:: Source records ::

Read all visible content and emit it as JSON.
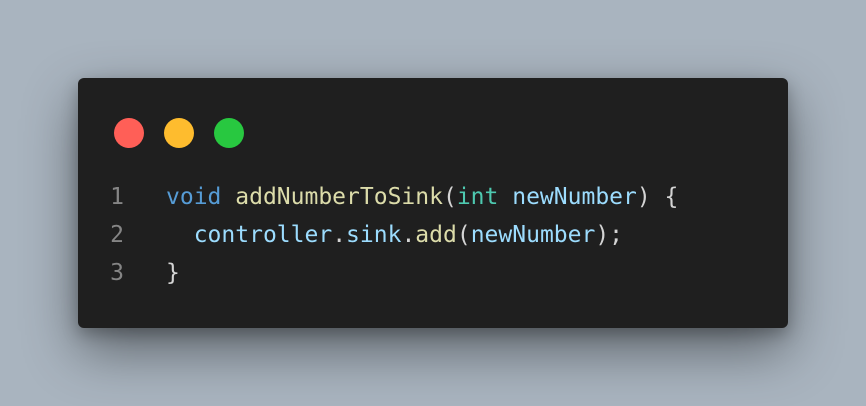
{
  "window_controls": {
    "close_color": "#ff5f57",
    "minimize_color": "#febc2e",
    "maximize_color": "#28c840"
  },
  "code": {
    "lines": [
      {
        "number": "1",
        "tokens": [
          {
            "text": "void",
            "kind": "keyword"
          },
          {
            "text": " ",
            "kind": "plain"
          },
          {
            "text": "addNumberToSink",
            "kind": "function"
          },
          {
            "text": "(",
            "kind": "plain"
          },
          {
            "text": "int",
            "kind": "type"
          },
          {
            "text": " ",
            "kind": "plain"
          },
          {
            "text": "newNumber",
            "kind": "variable"
          },
          {
            "text": ") {",
            "kind": "plain"
          }
        ]
      },
      {
        "number": "2",
        "tokens": [
          {
            "text": "  ",
            "kind": "plain"
          },
          {
            "text": "controller",
            "kind": "variable"
          },
          {
            "text": ".",
            "kind": "plain"
          },
          {
            "text": "sink",
            "kind": "variable"
          },
          {
            "text": ".",
            "kind": "plain"
          },
          {
            "text": "add",
            "kind": "function"
          },
          {
            "text": "(",
            "kind": "plain"
          },
          {
            "text": "newNumber",
            "kind": "variable"
          },
          {
            "text": ");",
            "kind": "plain"
          }
        ]
      },
      {
        "number": "3",
        "tokens": [
          {
            "text": "}",
            "kind": "plain"
          }
        ]
      }
    ]
  },
  "colors": {
    "keyword": "#569cd6",
    "function": "#dcdcaa",
    "type": "#4ec9b0",
    "variable": "#9cdcfe",
    "plain": "#d4d4d4",
    "line_number": "#858585",
    "editor_background": "#1f1f1f",
    "page_background": "#a9b4bf"
  }
}
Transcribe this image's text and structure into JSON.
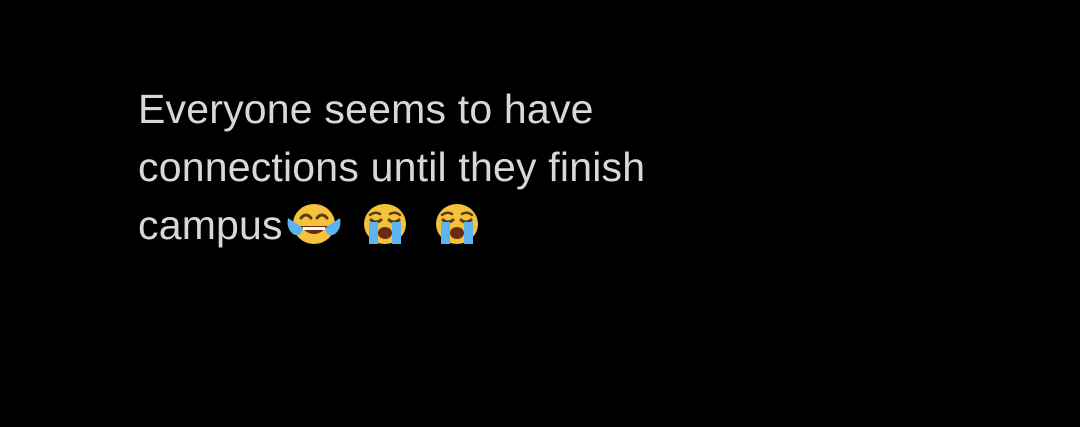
{
  "post": {
    "line1": "Everyone seems to have",
    "line2": "connections until they finish",
    "line3": "campus",
    "emojis": [
      {
        "name": "face-with-tears-of-joy-icon",
        "char": "😂"
      },
      {
        "name": "loudly-crying-face-icon",
        "char": "😭"
      },
      {
        "name": "loudly-crying-face-icon",
        "char": "😭"
      }
    ]
  },
  "colors": {
    "background": "#000000",
    "text": "#d8d8d8",
    "emoji_face": "#f5c33b",
    "emoji_tears": "#5db3f0"
  }
}
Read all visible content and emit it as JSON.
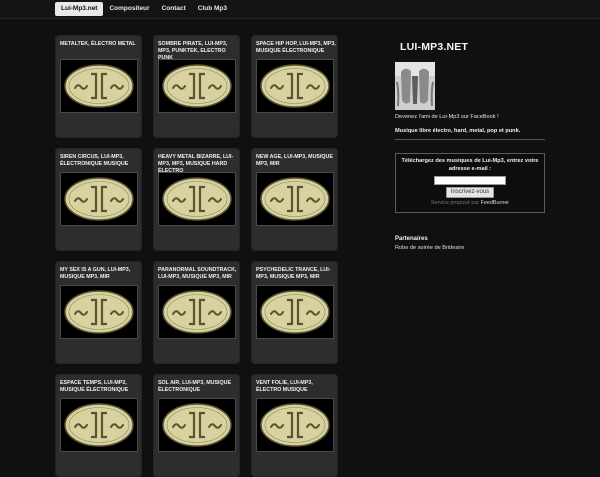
{
  "nav": {
    "items": [
      {
        "label": "Lui-Mp3.net",
        "active": true
      },
      {
        "label": "Compositeur",
        "active": false
      },
      {
        "label": "Contact",
        "active": false
      },
      {
        "label": "Club Mp3",
        "active": false
      }
    ]
  },
  "cards": [
    {
      "title": "METALTEK, ÉLECTRO METAL"
    },
    {
      "title": "SOMBRE PIRATE, LUI-MP3, MP3, PUNKTEK, ELECTRO PUNK"
    },
    {
      "title": "SPACE HIP HOP, LUI-MP3, MP3, MUSIQUE ÉLECTRONIQUE"
    },
    {
      "title": "SIREN CIRCUS, LUI-MP3, ÉLECTRONIQUE MUSIQUE"
    },
    {
      "title": "HEAVY METAL BIZARRE, LUI-MP3, MP3, MUSIQUE HARD ÉLECTRO"
    },
    {
      "title": "NEW AGE, LUI-MP3, MUSIQUE MP3, MIR"
    },
    {
      "title": "MY SEX IS A GUN, LUI-MP3, MUSIQUE MP3, MIR"
    },
    {
      "title": "PARANORMAL SOUNDTRACK, LUI-MP3, MUSIQUE MP3, MIR"
    },
    {
      "title": "PSYCHEDELIC TRANCE, LUI-MP3, MUSIQUE MP3, MIR"
    },
    {
      "title": "ESPACE TEMPS, LUI-MP3, MUSIQUE ÉLECTRONIQUE"
    },
    {
      "title": "SOL AIR, LUI-MP3, MUSIQUE ÉLECTRONIQUE"
    },
    {
      "title": "VENT FOLIE, LUI-MP3, ÉLECTRO MUSIQUE"
    }
  ],
  "sidebar": {
    "site_title": "LUI-MP3.NET",
    "fb_text": "Devenez l'ami de Lui-Mp3 sur FaceBook !",
    "tagline": "Musique libre électro, hard, metal, pop et punk.",
    "subscribe": {
      "label": "Téléchargez des musiques de Lui-Mp3, entrez votre adresse e-mail :",
      "input_value": "",
      "button": "Inscrivez-vous",
      "service_prefix": "Service proposé par",
      "service_name": "FeedBurner"
    },
    "partners_title": "Partenaires",
    "partners_link": "Robe de soirée de Bridesire"
  },
  "colors": {
    "background": "#101010",
    "card": "#2d2d2d",
    "logo_fill": "#d8d2a0",
    "logo_stroke": "#5a5430"
  },
  "icons": {
    "card_image": "lui-mp3-logo-icon",
    "avatar": "lui-mp3-avatar"
  }
}
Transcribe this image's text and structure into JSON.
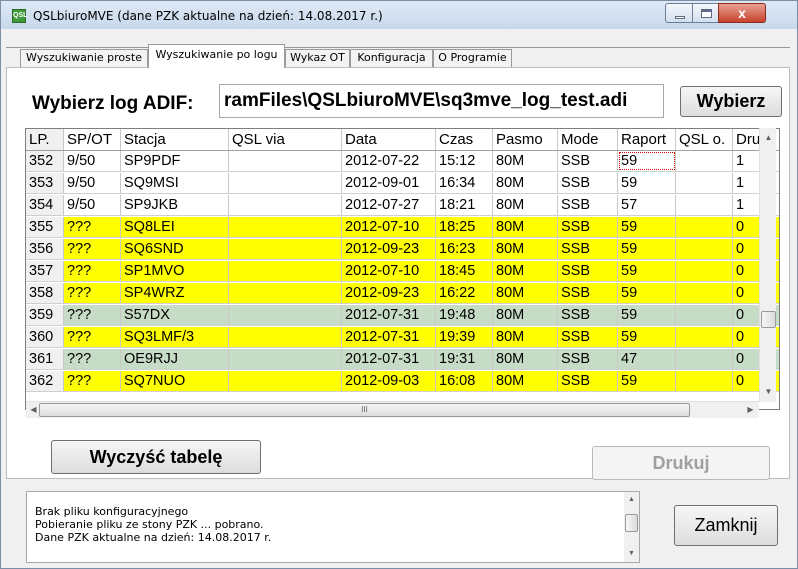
{
  "window": {
    "title": "QSLbiuroMVE (dane PZK aktualne na dzień: 14.08.2017 r.)",
    "icon_name": "qsl-app-icon",
    "close_glyph": "x"
  },
  "tabs": [
    {
      "label": "Wyszukiwanie proste",
      "active": false
    },
    {
      "label": "Wyszukiwanie po logu",
      "active": true
    },
    {
      "label": "Wykaz OT",
      "active": false
    },
    {
      "label": "Konfiguracja",
      "active": false
    },
    {
      "label": "O Programie",
      "active": false
    }
  ],
  "log_select": {
    "label": "Wybierz log ADIF:",
    "path": "ramFiles\\QSLbiuroMVE\\sq3mve_log_test.adi",
    "button": "Wybierz"
  },
  "table": {
    "columns": [
      "LP.",
      "SP/OT",
      "Stacja",
      "QSL via",
      "Data",
      "Czas",
      "Pasmo",
      "Mode",
      "Raport",
      "QSL o.",
      "Druk"
    ],
    "rows": [
      {
        "lp": "352",
        "spot": "9/50",
        "stacja": "SP9PDF",
        "qslvia": "",
        "data": "2012-07-22",
        "czas": "15:12",
        "pasmo": "80M",
        "mode": "SSB",
        "raport": "59",
        "qslo": "",
        "druk": "1",
        "status": "ok"
      },
      {
        "lp": "353",
        "spot": "9/50",
        "stacja": "SQ9MSI",
        "qslvia": "",
        "data": "2012-09-01",
        "czas": "16:34",
        "pasmo": "80M",
        "mode": "SSB",
        "raport": "59",
        "qslo": "",
        "druk": "1",
        "status": "ok"
      },
      {
        "lp": "354",
        "spot": "9/50",
        "stacja": "SP9JKB",
        "qslvia": "",
        "data": "2012-07-27",
        "czas": "18:21",
        "pasmo": "80M",
        "mode": "SSB",
        "raport": "57",
        "qslo": "",
        "druk": "1",
        "status": "ok"
      },
      {
        "lp": "355",
        "spot": "???",
        "stacja": "SQ8LEI",
        "qslvia": "",
        "data": "2012-07-10",
        "czas": "18:25",
        "pasmo": "80M",
        "mode": "SSB",
        "raport": "59",
        "qslo": "",
        "druk": "0",
        "status": "unknown"
      },
      {
        "lp": "356",
        "spot": "???",
        "stacja": "SQ6SND",
        "qslvia": "",
        "data": "2012-09-23",
        "czas": "16:23",
        "pasmo": "80M",
        "mode": "SSB",
        "raport": "59",
        "qslo": "",
        "druk": "0",
        "status": "unknown"
      },
      {
        "lp": "357",
        "spot": "???",
        "stacja": "SP1MVO",
        "qslvia": "",
        "data": "2012-07-10",
        "czas": "18:45",
        "pasmo": "80M",
        "mode": "SSB",
        "raport": "59",
        "qslo": "",
        "druk": "0",
        "status": "unknown"
      },
      {
        "lp": "358",
        "spot": "???",
        "stacja": "SP4WRZ",
        "qslvia": "",
        "data": "2012-09-23",
        "czas": "16:22",
        "pasmo": "80M",
        "mode": "SSB",
        "raport": "59",
        "qslo": "",
        "druk": "0",
        "status": "unknown"
      },
      {
        "lp": "359",
        "spot": "???",
        "stacja": "S57DX",
        "qslvia": "",
        "data": "2012-07-31",
        "czas": "19:48",
        "pasmo": "80M",
        "mode": "SSB",
        "raport": "59",
        "qslo": "",
        "druk": "0",
        "status": "foreign"
      },
      {
        "lp": "360",
        "spot": "???",
        "stacja": "SQ3LMF/3",
        "qslvia": "",
        "data": "2012-07-31",
        "czas": "19:39",
        "pasmo": "80M",
        "mode": "SSB",
        "raport": "59",
        "qslo": "",
        "druk": "0",
        "status": "unknown"
      },
      {
        "lp": "361",
        "spot": "???",
        "stacja": "OE9RJJ",
        "qslvia": "",
        "data": "2012-07-31",
        "czas": "19:31",
        "pasmo": "80M",
        "mode": "SSB",
        "raport": "47",
        "qslo": "",
        "druk": "0",
        "status": "foreign"
      },
      {
        "lp": "362",
        "spot": "???",
        "stacja": "SQ7NUO",
        "qslvia": "",
        "data": "2012-09-03",
        "czas": "16:08",
        "pasmo": "80M",
        "mode": "SSB",
        "raport": "59",
        "qslo": "",
        "druk": "0",
        "status": "unknown"
      }
    ],
    "row_colors": {
      "ok": "#ffffff",
      "unknown": "#ffff00",
      "foreign": "#c6dcc6"
    },
    "grid_color": "#c8c8c8",
    "hscroll_grip": "III"
  },
  "buttons": {
    "clear": "Wyczyść tabelę",
    "print": "Drukuj",
    "close": "Zamknij"
  },
  "log_messages": [
    "Brak pliku konfiguracyjnego",
    "Pobieranie pliku ze stony PZK ... pobrano.",
    "Dane PZK aktualne na dzień: 14.08.2017 r."
  ]
}
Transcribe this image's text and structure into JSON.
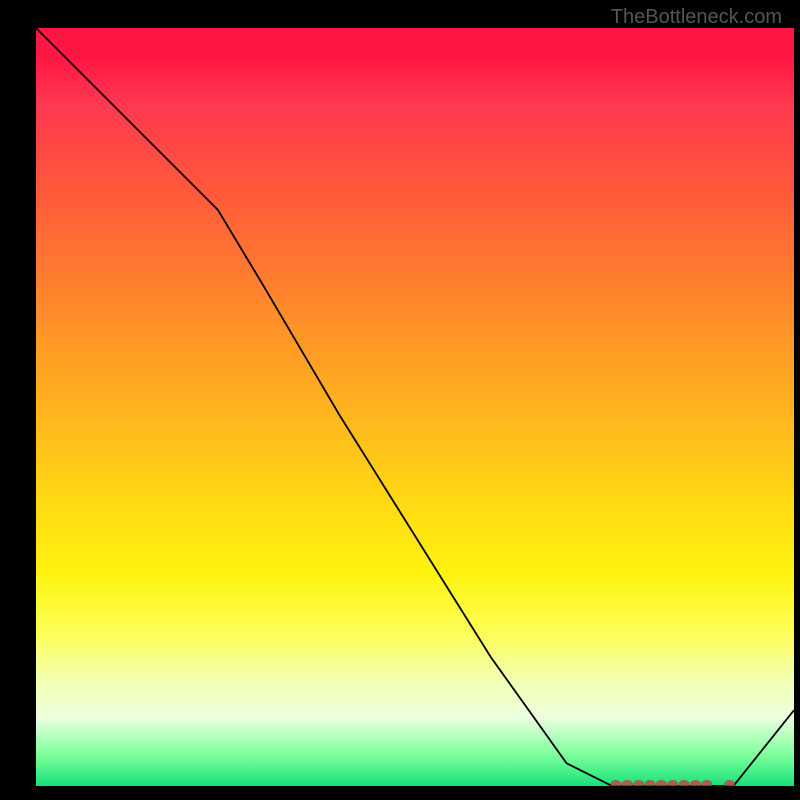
{
  "watermark": "TheBottleneck.com",
  "chart_data": {
    "type": "line",
    "title": "",
    "xlabel": "",
    "ylabel": "",
    "xlim": [
      0,
      100
    ],
    "ylim": [
      0,
      100
    ],
    "legend": false,
    "grid": false,
    "gradient": {
      "orientation": "vertical",
      "stops": [
        {
          "pos": 0,
          "color": "#ff1744"
        },
        {
          "pos": 40,
          "color": "#ff7a30"
        },
        {
          "pos": 70,
          "color": "#fff310"
        },
        {
          "pos": 100,
          "color": "#18e07a"
        }
      ]
    },
    "series": [
      {
        "name": "curve",
        "color": "#000000",
        "x": [
          0,
          5,
          10,
          15,
          20,
          24,
          30,
          40,
          50,
          60,
          70,
          76,
          80,
          84,
          88,
          92,
          100
        ],
        "y": [
          100,
          95,
          90,
          85,
          80,
          76,
          66,
          49,
          33,
          17,
          3,
          0,
          0,
          0,
          0,
          0,
          10
        ]
      },
      {
        "name": "bottom-marks",
        "color": "#cc3a3a",
        "x": [
          76.5,
          78,
          79.5,
          81,
          82.5,
          84,
          85.5,
          87,
          88.5,
          91.5
        ],
        "y": [
          0,
          0,
          0,
          0,
          0,
          0,
          0,
          0,
          0,
          0
        ]
      }
    ]
  }
}
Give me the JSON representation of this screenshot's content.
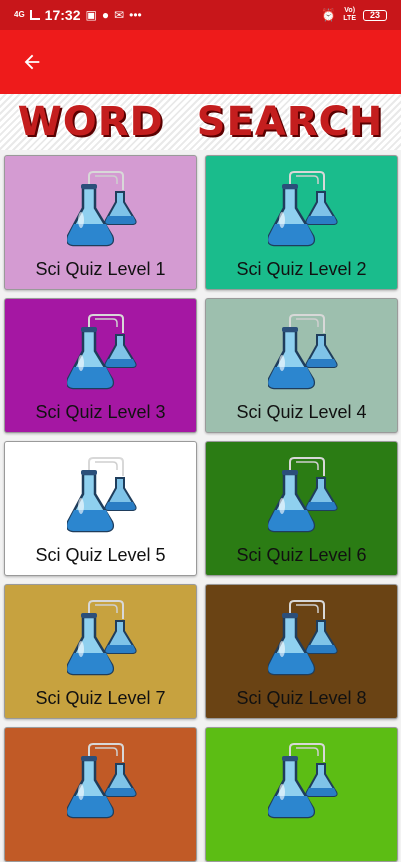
{
  "status_bar": {
    "network": "4G",
    "time": "17:32",
    "volte": "Vo)",
    "lte": "LTE",
    "battery": "23"
  },
  "app_bar": {
    "back_icon": "arrow-left-icon"
  },
  "banner": {
    "title": "WORD SEARCH"
  },
  "levels": [
    {
      "label": "Sci Quiz Level 1",
      "color": "#d49bd2"
    },
    {
      "label": "Sci Quiz Level 2",
      "color": "#1abc8c"
    },
    {
      "label": "Sci Quiz Level 3",
      "color": "#a517a3"
    },
    {
      "label": "Sci Quiz Level 4",
      "color": "#9dbfae"
    },
    {
      "label": "Sci Quiz Level 5",
      "color": "#ffffff"
    },
    {
      "label": "Sci Quiz Level 6",
      "color": "#2b7c14"
    },
    {
      "label": "Sci Quiz Level 7",
      "color": "#c7a23f"
    },
    {
      "label": "Sci Quiz Level 8",
      "color": "#6a4314"
    },
    {
      "label": "",
      "color": "#c15a26"
    },
    {
      "label": "",
      "color": "#5cbd14"
    }
  ],
  "colors": {
    "status_bar": "#c8161a",
    "app_bar": "#ee1b1b",
    "title": "#c41e1e"
  },
  "icons": {
    "card_icon": "flask-icon"
  }
}
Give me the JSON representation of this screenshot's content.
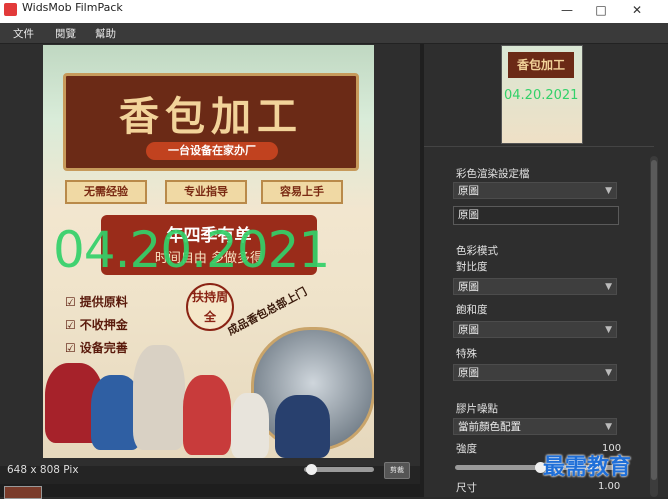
{
  "window": {
    "title": "WidsMob FilmPack"
  },
  "menu": [
    {
      "label": "文件"
    },
    {
      "label": "閱覽"
    },
    {
      "label": "幫助"
    }
  ],
  "canvas": {
    "title": "香包加工",
    "subtitle": "一台设备在家办厂",
    "tags": [
      "无需经验",
      "专业指导",
      "容易上手"
    ],
    "promo_line1": "年四季有单",
    "promo_line2": "时间自由 多做多得",
    "date_overlay": "04.20.2021",
    "checks": [
      "提供原料",
      "不收押金",
      "设备完善"
    ],
    "seal": "扶持周全",
    "diagonal": "成品香包总部上门"
  },
  "status": {
    "image_size": "648 x 808 Pix",
    "fit_label": "剪裁"
  },
  "preview": {
    "title": "香包加工",
    "date": "04.20.2021"
  },
  "panel": {
    "preset_label": "彩色渲染設定檔",
    "preset_value": "原圖",
    "preset_name": "原圖",
    "color_mode_label": "色彩模式",
    "contrast_label": "對比度",
    "contrast_value": "原圖",
    "saturation_label": "飽和度",
    "saturation_value": "原圖",
    "special_label": "特殊",
    "special_value": "原圖",
    "grain_label": "膠片噪點",
    "grain_value": "當前顏色配置",
    "strength_label": "強度",
    "strength_value": "100",
    "size_label": "尺寸",
    "size_value": "1.00"
  },
  "watermark": "最需教育"
}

:::

Task details ▸ From the entries, copy out each line containing the word "Wybierz".

Result ▸
    "label": "Wybierz log ADIF:",
    "button": "Wybierz"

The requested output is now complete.